'''

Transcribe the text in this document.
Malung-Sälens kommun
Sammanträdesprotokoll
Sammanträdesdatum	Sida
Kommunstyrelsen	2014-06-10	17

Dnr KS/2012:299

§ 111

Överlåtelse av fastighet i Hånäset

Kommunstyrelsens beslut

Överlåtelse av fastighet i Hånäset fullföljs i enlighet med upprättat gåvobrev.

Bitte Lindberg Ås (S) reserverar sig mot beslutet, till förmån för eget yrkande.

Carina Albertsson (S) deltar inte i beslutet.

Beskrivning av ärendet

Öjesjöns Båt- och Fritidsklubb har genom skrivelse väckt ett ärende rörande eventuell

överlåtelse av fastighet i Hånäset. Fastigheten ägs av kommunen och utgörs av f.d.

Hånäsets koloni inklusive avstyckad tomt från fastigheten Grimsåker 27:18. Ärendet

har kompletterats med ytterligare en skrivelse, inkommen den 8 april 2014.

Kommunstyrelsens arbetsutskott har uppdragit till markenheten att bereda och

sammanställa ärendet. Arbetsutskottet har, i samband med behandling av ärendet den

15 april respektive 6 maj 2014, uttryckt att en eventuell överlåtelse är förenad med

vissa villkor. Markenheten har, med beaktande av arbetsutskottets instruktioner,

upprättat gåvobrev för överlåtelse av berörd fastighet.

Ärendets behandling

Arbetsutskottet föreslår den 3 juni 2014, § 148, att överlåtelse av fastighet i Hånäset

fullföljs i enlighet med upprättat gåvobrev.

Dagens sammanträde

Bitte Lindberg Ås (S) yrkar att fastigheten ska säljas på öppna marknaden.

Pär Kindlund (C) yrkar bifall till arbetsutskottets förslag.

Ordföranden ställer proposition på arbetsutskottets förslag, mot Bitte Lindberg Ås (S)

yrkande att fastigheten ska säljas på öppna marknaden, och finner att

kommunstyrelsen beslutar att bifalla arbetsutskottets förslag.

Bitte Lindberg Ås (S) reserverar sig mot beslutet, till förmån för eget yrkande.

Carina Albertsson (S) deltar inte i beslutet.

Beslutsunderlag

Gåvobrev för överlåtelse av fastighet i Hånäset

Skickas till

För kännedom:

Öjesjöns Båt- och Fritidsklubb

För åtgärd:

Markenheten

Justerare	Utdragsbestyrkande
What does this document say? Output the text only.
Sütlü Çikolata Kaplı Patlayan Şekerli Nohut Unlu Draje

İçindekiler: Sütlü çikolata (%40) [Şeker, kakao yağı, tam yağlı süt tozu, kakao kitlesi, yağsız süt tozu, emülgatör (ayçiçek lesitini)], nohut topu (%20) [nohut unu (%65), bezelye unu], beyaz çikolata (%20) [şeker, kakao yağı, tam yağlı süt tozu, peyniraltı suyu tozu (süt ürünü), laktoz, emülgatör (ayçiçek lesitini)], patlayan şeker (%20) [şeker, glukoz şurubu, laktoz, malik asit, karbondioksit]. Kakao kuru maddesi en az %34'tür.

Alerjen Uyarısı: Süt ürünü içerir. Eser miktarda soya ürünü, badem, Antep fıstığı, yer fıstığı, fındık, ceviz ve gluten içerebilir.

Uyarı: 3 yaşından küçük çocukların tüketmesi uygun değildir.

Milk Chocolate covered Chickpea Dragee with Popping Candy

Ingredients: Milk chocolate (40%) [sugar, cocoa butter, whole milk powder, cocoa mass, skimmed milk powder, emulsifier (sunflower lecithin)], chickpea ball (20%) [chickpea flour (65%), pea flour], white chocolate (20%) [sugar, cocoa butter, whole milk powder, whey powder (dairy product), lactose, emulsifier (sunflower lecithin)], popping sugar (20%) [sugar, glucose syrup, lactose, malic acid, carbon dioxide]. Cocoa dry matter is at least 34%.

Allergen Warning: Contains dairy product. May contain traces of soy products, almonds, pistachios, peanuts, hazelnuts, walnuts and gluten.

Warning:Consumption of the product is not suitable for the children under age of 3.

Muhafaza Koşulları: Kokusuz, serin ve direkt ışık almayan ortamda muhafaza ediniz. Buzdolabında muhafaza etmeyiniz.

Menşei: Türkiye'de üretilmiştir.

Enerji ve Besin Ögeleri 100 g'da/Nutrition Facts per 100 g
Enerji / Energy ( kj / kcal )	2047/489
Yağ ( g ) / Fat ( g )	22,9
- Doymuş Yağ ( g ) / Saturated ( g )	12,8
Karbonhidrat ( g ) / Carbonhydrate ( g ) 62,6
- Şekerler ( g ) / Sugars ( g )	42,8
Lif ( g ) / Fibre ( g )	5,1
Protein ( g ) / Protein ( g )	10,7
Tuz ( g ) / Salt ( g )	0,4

'''

What you will do
Retype the material exactly.

Task result
Transcribe the text in this document.
Malung-Sälens kommun
Sammanträdesprotokoll
Sammanträdesdatum	Sida
Kommunstyrelsen	2014-06-10	17

Dnr KS/2012:299

§ 111

Överlåtelse av fastighet i Hånäset

Kommunstyrelsens beslut

Överlåtelse av fastighet i Hånäset fullföljs i enlighet med upprättat gåvobrev.

Bitte Lindberg Ås (S) reserverar sig mot beslutet, till förmån för eget yrkande.

Carina Albertsson (S) deltar inte i beslutet.

Beskrivning av ärendet

Öjesjöns Båt- och Fritidsklubb har genom skrivelse väckt ett ärende rörande eventuell

överlåtelse av fastighet i Hånäset. Fastigheten ägs av kommunen och utgörs av f.d.

Hånäsets koloni inklusive avstyckad tomt från fastigheten Grimsåker 27:18. Ärendet

har kompletterats med ytterligare en skrivelse, inkommen den 8 april 2014.

Kommunstyrelsens arbetsutskott har uppdragit till markenheten att bereda och

sammanställa ärendet. Arbetsutskottet har, i samband med behandling av ärendet den

15 april respektive 6 maj 2014, uttryckt att en eventuell överlåtelse är förenad med

vissa villkor. Markenheten har, med beaktande av arbetsutskottets instruktioner,

upprättat gåvobrev för överlåtelse av berörd fastighet.

Ärendets behandling

Arbetsutskottet föreslår den 3 juni 2014, § 148, att överlåtelse av fastighet i Hånäset

fullföljs i enlighet med upprättat gåvobrev.

Dagens sammanträde

Bitte Lindberg Ås (S) yrkar att fastigheten ska säljas på öppna marknaden.

Pär Kindlund (C) yrkar bifall till arbetsutskottets förslag.

Ordföranden ställer proposition på arbetsutskottets förslag, mot Bitte Lindberg Ås (S)

yrkande att fastigheten ska säljas på öppna marknaden, och finner att

kommunstyrelsen beslutar att bifalla arbetsutskottets förslag.

Bitte Lindberg Ås (S) reserverar sig mot beslutet, till förmån för eget yrkande.

Carina Albertsson (S) deltar inte i beslutet.

Beslutsunderlag

Gåvobrev för överlåtelse av fastighet i Hånäset

Skickas till

För kännedom:

Öjesjöns Båt- och Fritidsklubb

För åtgärd:

Markenheten

Justerare	Utdragsbestyrkande
What does this document say? Output the text only.
Sütlü Çikolata Kaplı Patlayan Şekerli Nohut Unlu Draje

İçindekiler: Sütlü çikolata (%40) [Şeker, kakao yağı, tam yağlı süt tozu, kakao kitlesi, yağsız süt tozu, emülgatör (ayçiçek lesitini)], nohut topu (%20) [nohut unu (%65), bezelye unu], beyaz çikolata (%20) [şeker, kakao yağı, tam yağlı süt tozu, peyniraltı suyu tozu (süt ürünü), laktoz, emülgatör (ayçiçek lesitini)], patlayan şeker (%20) [şeker, glukoz şurubu, laktoz, malik asit, karbondioksit]. Kakao kuru maddesi en az %34'tür.

Alerjen Uyarısı: Süt ürünü içerir. Eser miktarda soya ürünü, badem, Antep fıstığı, yer fıstığı, fındık, ceviz ve gluten içerebilir.

Uyarı: 3 yaşından küçük çocukların tüketmesi uygun değildir.

Milk Chocolate covered Chickpea Dragee with Popping Candy

Ingredients: Milk chocolate (40%) [sugar, cocoa butter, whole milk powder, cocoa mass, skimmed milk powder, emulsifier (sunflower lecithin)], chickpea ball (20%) [chickpea flour (65%), pea flour], white chocolate (20%) [sugar, cocoa butter, whole milk powder, whey powder (dairy product), lactose, emulsifier (sunflower lecithin)], popping sugar (20%) [sugar, glucose syrup, lactose, malic acid, carbon dioxide]. Cocoa dry matter is at least 34%.

Allergen Warning: Contains dairy product. May contain traces of soy products, almonds, pistachios, peanuts, hazelnuts, walnuts and gluten.

Warning:Consumption of the product is not suitable for the children under age of 3.

Muhafaza Koşulları: Kokusuz, serin ve direkt ışık almayan ortamda muhafaza ediniz. Buzdolabında muhafaza etmeyiniz.

Menşei: Türkiye'de üretilmiştir.

Enerji ve Besin Ögeleri 100 g'da/Nutrition Facts per 100 g
Enerji / Energy ( kj / kcal )	2047/489
Yağ ( g ) / Fat ( g )	22,9
- Doymuş Yağ ( g ) / Saturated ( g )	12,8
Karbonhidrat ( g ) / Carbonhydrate ( g ) 62,6
- Şekerler ( g ) / Sugars ( g )	42,8
Lif ( g ) / Fibre ( g )	5,1
Protein ( g ) / Protein ( g )	10,7
Tuz ( g ) / Salt ( g )	0,4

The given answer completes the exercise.